> _Entries with figure data_
──────────
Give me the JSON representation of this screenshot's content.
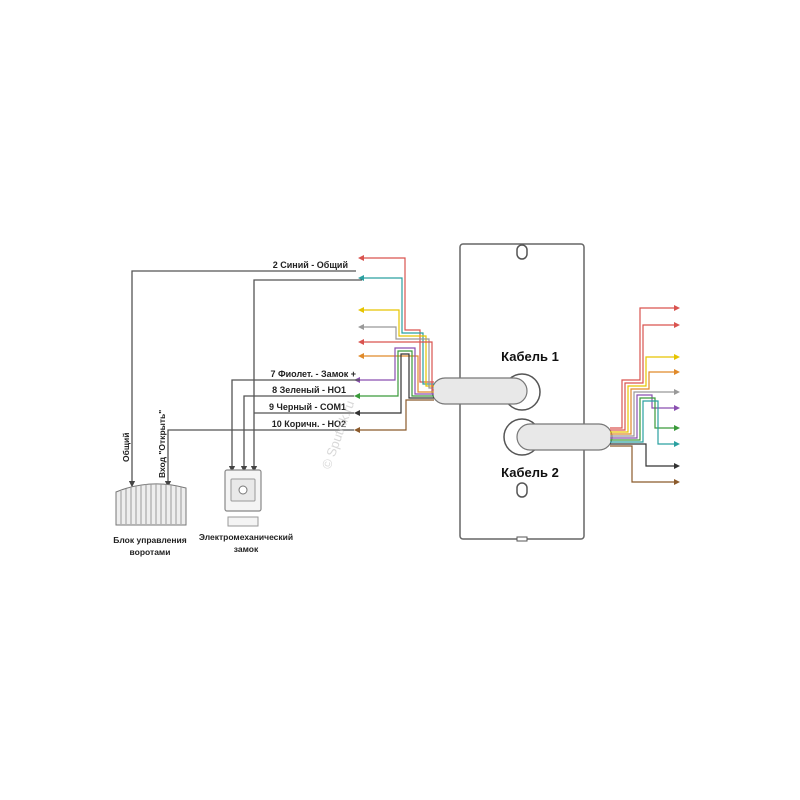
{
  "wire_labels": {
    "blue_common": "2 Синий - Общий",
    "violet_lock": "7 Фиолет. - Замок +",
    "green_no1": "8 Зеленый - НО1",
    "black_com1": "9 Черный - COM1",
    "brown_no2": "10 Коричн. - НО2"
  },
  "panel": {
    "cable1": "Кабель 1",
    "cable2": "Кабель 2"
  },
  "gate": {
    "terminal_common": "Общий",
    "terminal_open": "Вход \"Открыть\"",
    "caption_line1": "Блок управления",
    "caption_line2": "воротами"
  },
  "lock": {
    "caption_line1": "Электромеханический",
    "caption_line2": "замок"
  },
  "watermark": "© Sputnik.ru",
  "colors": {
    "red": "#d9534f",
    "teal": "#2aa0a0",
    "yellow": "#e6c400",
    "orange": "#e08a2a",
    "green": "#3a9a3a",
    "violet": "#8a4fb0",
    "brown": "#8b5a2b",
    "gray": "#888888"
  }
}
──────────
> _GIVEN INSTRUCTION_
Write out every record above exactly as it stands, but leave out the pictures.

> _FINISHED EXERCISE_
Give me the JSON representation of this screenshot's content.
{
  "wire_labels": {
    "blue_common": "2 Синий - Общий",
    "violet_lock": "7 Фиолет. - Замок +",
    "green_no1": "8 Зеленый - НО1",
    "black_com1": "9 Черный - COM1",
    "brown_no2": "10 Коричн. - НО2"
  },
  "panel": {
    "cable1": "Кабель 1",
    "cable2": "Кабель 2"
  },
  "gate": {
    "terminal_common": "Общий",
    "terminal_open": "Вход \"Открыть\"",
    "caption_line1": "Блок управления",
    "caption_line2": "воротами"
  },
  "lock": {
    "caption_line1": "Электромеханический",
    "caption_line2": "замок"
  },
  "watermark": "© Sputnik.ru",
  "colors": {
    "red": "#d9534f",
    "teal": "#2aa0a0",
    "yellow": "#e6c400",
    "orange": "#e08a2a",
    "green": "#3a9a3a",
    "violet": "#8a4fb0",
    "brown": "#8b5a2b",
    "gray": "#888888"
  }
}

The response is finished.